» TO BE DONE
Omit every image, and transcribe the remaining entries exactly as given.

Stored data entries
┄┄┄┄┄┄┄┄┄┄

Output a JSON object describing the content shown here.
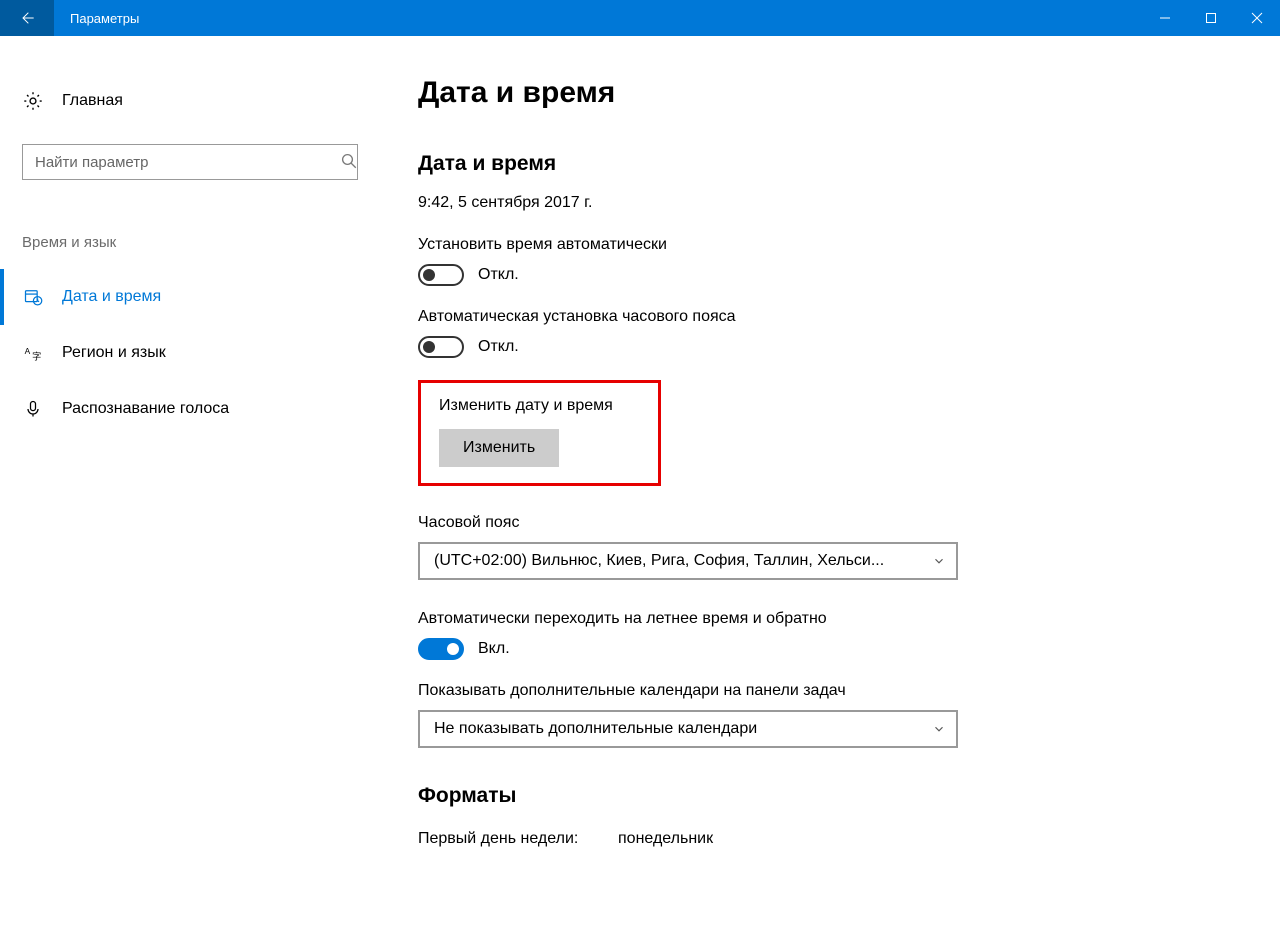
{
  "titlebar": {
    "title": "Параметры"
  },
  "sidebar": {
    "home": "Главная",
    "search_placeholder": "Найти параметр",
    "category": "Время и язык",
    "items": [
      {
        "label": "Дата и время"
      },
      {
        "label": "Регион и язык"
      },
      {
        "label": "Распознавание голоса"
      }
    ]
  },
  "content": {
    "page_title": "Дата и время",
    "section_title": "Дата и время",
    "current_datetime": "9:42, 5 сентября 2017 г.",
    "auto_time": {
      "label": "Установить время автоматически",
      "state": "Откл."
    },
    "auto_tz": {
      "label": "Автоматическая установка часового пояса",
      "state": "Откл."
    },
    "change": {
      "label": "Изменить дату и время",
      "button": "Изменить"
    },
    "timezone": {
      "label": "Часовой пояс",
      "value": "(UTC+02:00) Вильнюс, Киев, Рига, София, Таллин, Хельси..."
    },
    "dst": {
      "label": "Автоматически переходить на летнее время и обратно",
      "state": "Вкл."
    },
    "extra_cal": {
      "label": "Показывать дополнительные календари на панели задач",
      "value": "Не показывать дополнительные календари"
    },
    "formats": {
      "title": "Форматы",
      "first_day_label": "Первый день недели:",
      "first_day_value": "понедельник"
    }
  }
}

┄┄┄┄┄┄┄┄┄┄

» TASK SOLUTION
Output a JSON object describing the content shown here.
{
  "titlebar": {
    "title": "Параметры"
  },
  "sidebar": {
    "home": "Главная",
    "search_placeholder": "Найти параметр",
    "category": "Время и язык",
    "items": [
      {
        "label": "Дата и время"
      },
      {
        "label": "Регион и язык"
      },
      {
        "label": "Распознавание голоса"
      }
    ]
  },
  "content": {
    "page_title": "Дата и время",
    "section_title": "Дата и время",
    "current_datetime": "9:42, 5 сентября 2017 г.",
    "auto_time": {
      "label": "Установить время автоматически",
      "state": "Откл."
    },
    "auto_tz": {
      "label": "Автоматическая установка часового пояса",
      "state": "Откл."
    },
    "change": {
      "label": "Изменить дату и время",
      "button": "Изменить"
    },
    "timezone": {
      "label": "Часовой пояс",
      "value": "(UTC+02:00) Вильнюс, Киев, Рига, София, Таллин, Хельси..."
    },
    "dst": {
      "label": "Автоматически переходить на летнее время и обратно",
      "state": "Вкл."
    },
    "extra_cal": {
      "label": "Показывать дополнительные календари на панели задач",
      "value": "Не показывать дополнительные календари"
    },
    "formats": {
      "title": "Форматы",
      "first_day_label": "Первый день недели:",
      "first_day_value": "понедельник"
    }
  }
}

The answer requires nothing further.